Request » Word for word, retype every entry in the listing.

The records »
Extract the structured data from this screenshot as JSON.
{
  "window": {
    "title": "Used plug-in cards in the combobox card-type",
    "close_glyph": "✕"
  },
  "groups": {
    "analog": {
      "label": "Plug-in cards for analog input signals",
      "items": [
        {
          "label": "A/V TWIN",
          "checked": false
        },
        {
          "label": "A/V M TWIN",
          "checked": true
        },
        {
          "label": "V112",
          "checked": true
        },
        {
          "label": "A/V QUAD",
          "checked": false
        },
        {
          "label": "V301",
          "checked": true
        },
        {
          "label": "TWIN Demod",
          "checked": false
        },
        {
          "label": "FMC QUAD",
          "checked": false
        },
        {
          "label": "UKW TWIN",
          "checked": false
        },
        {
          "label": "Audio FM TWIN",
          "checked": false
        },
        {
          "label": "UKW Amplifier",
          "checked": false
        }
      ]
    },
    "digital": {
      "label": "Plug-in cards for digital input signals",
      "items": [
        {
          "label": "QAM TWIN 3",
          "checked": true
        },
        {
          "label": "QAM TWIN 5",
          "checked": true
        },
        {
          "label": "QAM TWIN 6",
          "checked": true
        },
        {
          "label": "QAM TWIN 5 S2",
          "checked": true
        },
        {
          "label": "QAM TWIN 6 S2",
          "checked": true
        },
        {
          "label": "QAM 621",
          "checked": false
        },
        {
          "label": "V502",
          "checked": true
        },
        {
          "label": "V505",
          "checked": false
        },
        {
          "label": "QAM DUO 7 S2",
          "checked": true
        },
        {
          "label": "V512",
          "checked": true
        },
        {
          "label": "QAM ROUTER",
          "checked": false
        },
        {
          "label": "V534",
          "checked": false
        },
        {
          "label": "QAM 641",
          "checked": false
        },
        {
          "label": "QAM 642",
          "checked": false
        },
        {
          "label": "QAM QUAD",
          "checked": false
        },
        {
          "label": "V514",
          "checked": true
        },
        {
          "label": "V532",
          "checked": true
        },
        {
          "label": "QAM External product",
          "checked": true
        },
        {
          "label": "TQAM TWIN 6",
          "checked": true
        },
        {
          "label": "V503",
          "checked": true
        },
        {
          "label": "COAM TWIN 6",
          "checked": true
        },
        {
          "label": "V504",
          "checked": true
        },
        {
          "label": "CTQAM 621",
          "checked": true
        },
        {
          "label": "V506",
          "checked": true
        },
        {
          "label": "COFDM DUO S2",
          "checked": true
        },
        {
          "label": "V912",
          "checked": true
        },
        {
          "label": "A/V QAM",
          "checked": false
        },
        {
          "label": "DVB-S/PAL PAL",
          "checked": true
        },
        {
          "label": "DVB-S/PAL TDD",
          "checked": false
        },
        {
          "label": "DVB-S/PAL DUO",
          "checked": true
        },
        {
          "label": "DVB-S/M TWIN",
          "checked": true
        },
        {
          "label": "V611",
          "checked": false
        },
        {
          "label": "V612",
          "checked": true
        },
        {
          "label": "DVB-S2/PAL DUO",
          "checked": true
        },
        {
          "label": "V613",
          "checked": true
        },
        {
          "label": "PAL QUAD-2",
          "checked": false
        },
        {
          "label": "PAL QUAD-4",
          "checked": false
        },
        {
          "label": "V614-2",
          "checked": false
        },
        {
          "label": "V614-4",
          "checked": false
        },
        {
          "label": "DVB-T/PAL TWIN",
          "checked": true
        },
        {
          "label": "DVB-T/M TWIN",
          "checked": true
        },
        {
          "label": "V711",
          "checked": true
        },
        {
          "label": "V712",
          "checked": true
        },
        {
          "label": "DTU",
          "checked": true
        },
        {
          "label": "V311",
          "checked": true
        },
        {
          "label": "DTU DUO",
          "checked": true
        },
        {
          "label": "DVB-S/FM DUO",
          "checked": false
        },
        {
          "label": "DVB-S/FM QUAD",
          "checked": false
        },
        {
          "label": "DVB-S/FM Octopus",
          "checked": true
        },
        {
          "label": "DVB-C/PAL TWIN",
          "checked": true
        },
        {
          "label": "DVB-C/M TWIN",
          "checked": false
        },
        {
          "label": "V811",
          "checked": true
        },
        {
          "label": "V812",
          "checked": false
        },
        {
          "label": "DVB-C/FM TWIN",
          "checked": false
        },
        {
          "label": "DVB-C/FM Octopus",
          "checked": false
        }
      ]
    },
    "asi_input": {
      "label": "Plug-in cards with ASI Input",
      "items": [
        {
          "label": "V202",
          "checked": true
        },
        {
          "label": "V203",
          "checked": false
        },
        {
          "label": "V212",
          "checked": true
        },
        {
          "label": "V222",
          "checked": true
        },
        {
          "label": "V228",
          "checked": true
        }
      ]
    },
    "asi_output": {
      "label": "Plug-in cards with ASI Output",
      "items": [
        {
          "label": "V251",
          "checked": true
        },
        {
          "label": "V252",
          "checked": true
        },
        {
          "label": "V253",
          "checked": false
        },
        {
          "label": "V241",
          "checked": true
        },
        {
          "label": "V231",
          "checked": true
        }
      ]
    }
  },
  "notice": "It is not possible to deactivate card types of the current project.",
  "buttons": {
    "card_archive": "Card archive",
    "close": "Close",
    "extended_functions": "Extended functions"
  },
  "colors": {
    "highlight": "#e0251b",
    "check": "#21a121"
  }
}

Worked answer »
Extract the structured data from this screenshot as JSON.
{
  "window": {
    "title": "Used plug-in cards in the combobox card-type",
    "close_glyph": "✕"
  },
  "groups": {
    "analog": {
      "label": "Plug-in cards for analog input signals",
      "items": [
        {
          "label": "A/V TWIN",
          "checked": false
        },
        {
          "label": "A/V M TWIN",
          "checked": true
        },
        {
          "label": "V112",
          "checked": true
        },
        {
          "label": "A/V QUAD",
          "checked": false
        },
        {
          "label": "V301",
          "checked": true
        },
        {
          "label": "TWIN Demod",
          "checked": false
        },
        {
          "label": "FMC QUAD",
          "checked": false
        },
        {
          "label": "UKW TWIN",
          "checked": false
        },
        {
          "label": "Audio FM TWIN",
          "checked": false
        },
        {
          "label": "UKW Amplifier",
          "checked": false
        }
      ]
    },
    "digital": {
      "label": "Plug-in cards for digital input signals",
      "items": [
        {
          "label": "QAM TWIN 3",
          "checked": true
        },
        {
          "label": "QAM TWIN 5",
          "checked": true
        },
        {
          "label": "QAM TWIN 6",
          "checked": true
        },
        {
          "label": "QAM TWIN 5 S2",
          "checked": true
        },
        {
          "label": "QAM TWIN 6 S2",
          "checked": true
        },
        {
          "label": "QAM 621",
          "checked": false
        },
        {
          "label": "V502",
          "checked": true
        },
        {
          "label": "V505",
          "checked": false
        },
        {
          "label": "QAM DUO 7 S2",
          "checked": true
        },
        {
          "label": "V512",
          "checked": true
        },
        {
          "label": "QAM ROUTER",
          "checked": false
        },
        {
          "label": "V534",
          "checked": false
        },
        {
          "label": "QAM 641",
          "checked": false
        },
        {
          "label": "QAM 642",
          "checked": false
        },
        {
          "label": "QAM QUAD",
          "checked": false
        },
        {
          "label": "V514",
          "checked": true
        },
        {
          "label": "V532",
          "checked": true
        },
        {
          "label": "QAM External product",
          "checked": true
        },
        {
          "label": "TQAM TWIN 6",
          "checked": true
        },
        {
          "label": "V503",
          "checked": true
        },
        {
          "label": "COAM TWIN 6",
          "checked": true
        },
        {
          "label": "V504",
          "checked": true
        },
        {
          "label": "CTQAM 621",
          "checked": true
        },
        {
          "label": "V506",
          "checked": true
        },
        {
          "label": "COFDM DUO S2",
          "checked": true
        },
        {
          "label": "V912",
          "checked": true
        },
        {
          "label": "A/V QAM",
          "checked": false
        },
        {
          "label": "DVB-S/PAL PAL",
          "checked": true
        },
        {
          "label": "DVB-S/PAL TDD",
          "checked": false
        },
        {
          "label": "DVB-S/PAL DUO",
          "checked": true
        },
        {
          "label": "DVB-S/M TWIN",
          "checked": true
        },
        {
          "label": "V611",
          "checked": false
        },
        {
          "label": "V612",
          "checked": true
        },
        {
          "label": "DVB-S2/PAL DUO",
          "checked": true
        },
        {
          "label": "V613",
          "checked": true
        },
        {
          "label": "PAL QUAD-2",
          "checked": false
        },
        {
          "label": "PAL QUAD-4",
          "checked": false
        },
        {
          "label": "V614-2",
          "checked": false
        },
        {
          "label": "V614-4",
          "checked": false
        },
        {
          "label": "DVB-T/PAL TWIN",
          "checked": true
        },
        {
          "label": "DVB-T/M TWIN",
          "checked": true
        },
        {
          "label": "V711",
          "checked": true
        },
        {
          "label": "V712",
          "checked": true
        },
        {
          "label": "DTU",
          "checked": true
        },
        {
          "label": "V311",
          "checked": true
        },
        {
          "label": "DTU DUO",
          "checked": true
        },
        {
          "label": "DVB-S/FM DUO",
          "checked": false
        },
        {
          "label": "DVB-S/FM QUAD",
          "checked": false
        },
        {
          "label": "DVB-S/FM Octopus",
          "checked": true
        },
        {
          "label": "DVB-C/PAL TWIN",
          "checked": true
        },
        {
          "label": "DVB-C/M TWIN",
          "checked": false
        },
        {
          "label": "V811",
          "checked": true
        },
        {
          "label": "V812",
          "checked": false
        },
        {
          "label": "DVB-C/FM TWIN",
          "checked": false
        },
        {
          "label": "DVB-C/FM Octopus",
          "checked": false
        }
      ]
    },
    "asi_input": {
      "label": "Plug-in cards with ASI Input",
      "items": [
        {
          "label": "V202",
          "checked": true
        },
        {
          "label": "V203",
          "checked": false
        },
        {
          "label": "V212",
          "checked": true
        },
        {
          "label": "V222",
          "checked": true
        },
        {
          "label": "V228",
          "checked": true
        }
      ]
    },
    "asi_output": {
      "label": "Plug-in cards with ASI Output",
      "items": [
        {
          "label": "V251",
          "checked": true
        },
        {
          "label": "V252",
          "checked": true
        },
        {
          "label": "V253",
          "checked": false
        },
        {
          "label": "V241",
          "checked": true
        },
        {
          "label": "V231",
          "checked": true
        }
      ]
    }
  },
  "notice": "It is not possible to deactivate card types of the current project.",
  "buttons": {
    "card_archive": "Card archive",
    "close": "Close",
    "extended_functions": "Extended functions"
  },
  "colors": {
    "highlight": "#e0251b",
    "check": "#21a121"
  }
}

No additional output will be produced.